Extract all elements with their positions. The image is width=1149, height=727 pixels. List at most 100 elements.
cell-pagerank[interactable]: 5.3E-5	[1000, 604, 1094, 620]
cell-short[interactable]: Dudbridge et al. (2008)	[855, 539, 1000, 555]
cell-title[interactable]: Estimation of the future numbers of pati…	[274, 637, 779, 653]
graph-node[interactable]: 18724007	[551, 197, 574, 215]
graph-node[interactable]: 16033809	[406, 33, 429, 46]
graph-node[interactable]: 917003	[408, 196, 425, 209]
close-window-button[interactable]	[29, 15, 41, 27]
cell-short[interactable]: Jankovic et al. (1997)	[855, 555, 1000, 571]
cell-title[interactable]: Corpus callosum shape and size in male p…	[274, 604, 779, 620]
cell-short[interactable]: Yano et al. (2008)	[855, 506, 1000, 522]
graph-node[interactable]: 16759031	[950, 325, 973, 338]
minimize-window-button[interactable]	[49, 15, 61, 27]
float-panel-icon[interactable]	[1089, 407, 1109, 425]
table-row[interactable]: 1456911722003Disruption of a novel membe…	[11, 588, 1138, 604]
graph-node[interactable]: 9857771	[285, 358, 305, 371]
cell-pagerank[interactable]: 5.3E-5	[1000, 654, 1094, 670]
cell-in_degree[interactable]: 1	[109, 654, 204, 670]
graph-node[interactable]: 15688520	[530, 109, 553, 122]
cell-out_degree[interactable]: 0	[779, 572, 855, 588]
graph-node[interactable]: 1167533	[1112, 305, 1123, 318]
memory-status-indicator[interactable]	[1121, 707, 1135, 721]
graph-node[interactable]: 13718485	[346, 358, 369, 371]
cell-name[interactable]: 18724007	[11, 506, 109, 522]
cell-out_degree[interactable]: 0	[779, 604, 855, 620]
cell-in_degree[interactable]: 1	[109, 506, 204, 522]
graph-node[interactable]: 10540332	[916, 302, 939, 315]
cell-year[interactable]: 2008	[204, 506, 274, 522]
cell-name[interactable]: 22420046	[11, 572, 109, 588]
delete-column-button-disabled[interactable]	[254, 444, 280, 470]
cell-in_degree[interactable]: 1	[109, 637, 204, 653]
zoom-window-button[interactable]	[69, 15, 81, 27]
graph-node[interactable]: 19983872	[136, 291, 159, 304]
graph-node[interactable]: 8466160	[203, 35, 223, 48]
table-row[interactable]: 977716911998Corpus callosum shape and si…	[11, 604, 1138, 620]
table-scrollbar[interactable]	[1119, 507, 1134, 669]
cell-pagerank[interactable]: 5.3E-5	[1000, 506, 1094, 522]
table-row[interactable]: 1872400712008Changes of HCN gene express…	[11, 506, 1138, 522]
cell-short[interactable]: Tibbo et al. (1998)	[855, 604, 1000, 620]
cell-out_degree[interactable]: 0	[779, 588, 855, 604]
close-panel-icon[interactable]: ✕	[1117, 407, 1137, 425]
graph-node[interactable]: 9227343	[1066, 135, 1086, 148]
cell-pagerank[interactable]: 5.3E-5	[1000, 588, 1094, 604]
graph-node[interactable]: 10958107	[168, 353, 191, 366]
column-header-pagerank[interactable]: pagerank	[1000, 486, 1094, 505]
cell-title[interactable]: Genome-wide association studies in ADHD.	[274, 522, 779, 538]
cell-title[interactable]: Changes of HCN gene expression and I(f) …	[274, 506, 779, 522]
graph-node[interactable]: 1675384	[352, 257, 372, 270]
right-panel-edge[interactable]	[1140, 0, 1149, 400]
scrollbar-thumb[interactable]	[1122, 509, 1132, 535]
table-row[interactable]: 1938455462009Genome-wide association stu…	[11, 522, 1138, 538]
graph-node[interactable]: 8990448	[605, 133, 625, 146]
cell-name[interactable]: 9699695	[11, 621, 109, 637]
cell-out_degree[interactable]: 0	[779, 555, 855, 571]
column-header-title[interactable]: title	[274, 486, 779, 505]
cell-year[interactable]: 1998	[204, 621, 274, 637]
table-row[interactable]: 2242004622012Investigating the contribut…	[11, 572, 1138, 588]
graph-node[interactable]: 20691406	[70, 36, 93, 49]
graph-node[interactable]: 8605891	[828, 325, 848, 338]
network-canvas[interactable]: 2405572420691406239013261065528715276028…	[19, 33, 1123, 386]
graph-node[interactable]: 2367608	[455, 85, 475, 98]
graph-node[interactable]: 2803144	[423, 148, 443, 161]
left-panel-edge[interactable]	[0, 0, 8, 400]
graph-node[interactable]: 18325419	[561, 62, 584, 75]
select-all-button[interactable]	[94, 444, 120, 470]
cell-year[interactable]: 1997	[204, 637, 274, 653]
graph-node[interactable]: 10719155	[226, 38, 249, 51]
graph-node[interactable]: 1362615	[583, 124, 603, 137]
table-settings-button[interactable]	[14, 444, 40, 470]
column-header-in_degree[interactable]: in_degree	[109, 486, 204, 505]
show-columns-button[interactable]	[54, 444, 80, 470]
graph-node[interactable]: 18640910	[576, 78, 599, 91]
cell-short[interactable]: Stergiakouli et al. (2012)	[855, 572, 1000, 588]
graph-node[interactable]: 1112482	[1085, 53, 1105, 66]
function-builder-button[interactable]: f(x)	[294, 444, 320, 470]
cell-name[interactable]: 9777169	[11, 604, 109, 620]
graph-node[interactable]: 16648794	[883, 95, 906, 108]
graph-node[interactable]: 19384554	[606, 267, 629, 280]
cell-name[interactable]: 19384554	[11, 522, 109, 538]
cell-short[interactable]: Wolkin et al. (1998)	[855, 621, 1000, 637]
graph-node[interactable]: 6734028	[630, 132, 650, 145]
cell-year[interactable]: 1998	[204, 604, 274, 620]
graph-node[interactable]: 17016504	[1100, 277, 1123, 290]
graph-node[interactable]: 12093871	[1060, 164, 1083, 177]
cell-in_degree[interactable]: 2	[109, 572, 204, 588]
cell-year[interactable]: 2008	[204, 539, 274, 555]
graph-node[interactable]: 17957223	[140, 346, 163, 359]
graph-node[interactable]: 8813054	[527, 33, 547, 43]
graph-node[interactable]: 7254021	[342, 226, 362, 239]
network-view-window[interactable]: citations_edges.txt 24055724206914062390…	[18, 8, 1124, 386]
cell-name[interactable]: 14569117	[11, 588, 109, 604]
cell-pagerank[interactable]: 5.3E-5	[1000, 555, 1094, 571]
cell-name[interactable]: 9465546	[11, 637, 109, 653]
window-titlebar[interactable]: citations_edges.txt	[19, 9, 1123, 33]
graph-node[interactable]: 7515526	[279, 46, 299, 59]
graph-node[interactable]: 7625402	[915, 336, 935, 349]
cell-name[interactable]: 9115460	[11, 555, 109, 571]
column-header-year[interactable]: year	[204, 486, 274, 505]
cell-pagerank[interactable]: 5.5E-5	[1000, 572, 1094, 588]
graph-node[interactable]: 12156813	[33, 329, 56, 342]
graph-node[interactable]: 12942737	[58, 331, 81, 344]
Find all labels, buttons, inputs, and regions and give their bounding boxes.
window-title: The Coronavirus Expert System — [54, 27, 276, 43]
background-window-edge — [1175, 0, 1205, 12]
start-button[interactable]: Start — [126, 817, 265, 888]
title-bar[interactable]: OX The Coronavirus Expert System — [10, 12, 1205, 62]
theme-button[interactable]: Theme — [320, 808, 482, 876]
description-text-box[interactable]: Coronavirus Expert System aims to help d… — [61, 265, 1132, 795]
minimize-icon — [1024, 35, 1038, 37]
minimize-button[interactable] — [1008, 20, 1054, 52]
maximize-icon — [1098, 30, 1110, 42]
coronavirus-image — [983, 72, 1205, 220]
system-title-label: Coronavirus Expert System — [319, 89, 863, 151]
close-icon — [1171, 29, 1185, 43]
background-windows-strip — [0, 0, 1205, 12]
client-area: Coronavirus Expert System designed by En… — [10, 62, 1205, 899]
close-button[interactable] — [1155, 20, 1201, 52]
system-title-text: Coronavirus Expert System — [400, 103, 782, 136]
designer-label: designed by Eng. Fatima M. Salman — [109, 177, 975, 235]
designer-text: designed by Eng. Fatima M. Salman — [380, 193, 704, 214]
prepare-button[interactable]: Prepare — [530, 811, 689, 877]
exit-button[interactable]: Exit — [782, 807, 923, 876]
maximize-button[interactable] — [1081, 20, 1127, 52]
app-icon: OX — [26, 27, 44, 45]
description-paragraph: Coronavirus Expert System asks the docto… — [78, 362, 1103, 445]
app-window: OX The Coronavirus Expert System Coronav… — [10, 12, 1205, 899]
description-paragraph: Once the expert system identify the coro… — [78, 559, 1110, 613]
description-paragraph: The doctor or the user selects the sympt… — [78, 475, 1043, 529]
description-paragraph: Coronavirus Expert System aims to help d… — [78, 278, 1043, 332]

→ Exercise instructions:
Please return, exactly as written, the line containing "Find all labels, buttons, inputs, and" and every line after it through the end of the records above, and nothing else.

→ Result:
Find all labels, buttons, inputs, and regions and give their bounding boxes.
window-title: The Coronavirus Expert System — [54, 27, 276, 43]
background-window-edge — [1175, 0, 1205, 12]
start-button[interactable]: Start — [126, 817, 265, 888]
title-bar[interactable]: OX The Coronavirus Expert System — [10, 12, 1205, 62]
theme-button[interactable]: Theme — [320, 808, 482, 876]
description-text-box[interactable]: Coronavirus Expert System aims to help d… — [61, 265, 1132, 795]
minimize-icon — [1024, 35, 1038, 37]
minimize-button[interactable] — [1008, 20, 1054, 52]
maximize-icon — [1098, 30, 1110, 42]
coronavirus-image — [983, 72, 1205, 220]
system-title-label: Coronavirus Expert System — [319, 89, 863, 151]
close-icon — [1171, 29, 1185, 43]
background-windows-strip — [0, 0, 1205, 12]
client-area: Coronavirus Expert System designed by En… — [10, 62, 1205, 899]
close-button[interactable] — [1155, 20, 1201, 52]
system-title-text: Coronavirus Expert System — [400, 103, 782, 136]
designer-label: designed by Eng. Fatima M. Salman — [109, 177, 975, 235]
designer-text: designed by Eng. Fatima M. Salman — [380, 193, 704, 214]
prepare-button[interactable]: Prepare — [530, 811, 689, 877]
exit-button[interactable]: Exit — [782, 807, 923, 876]
maximize-button[interactable] — [1081, 20, 1127, 52]
app-icon: OX — [26, 27, 44, 45]
description-paragraph: Coronavirus Expert System asks the docto… — [78, 362, 1103, 445]
app-window: OX The Coronavirus Expert System Coronav… — [10, 12, 1205, 899]
description-paragraph: Once the expert system identify the coro… — [78, 559, 1110, 613]
description-paragraph: The doctor or the user selects the sympt… — [78, 475, 1043, 529]
description-paragraph: Coronavirus Expert System aims to help d… — [78, 278, 1043, 332]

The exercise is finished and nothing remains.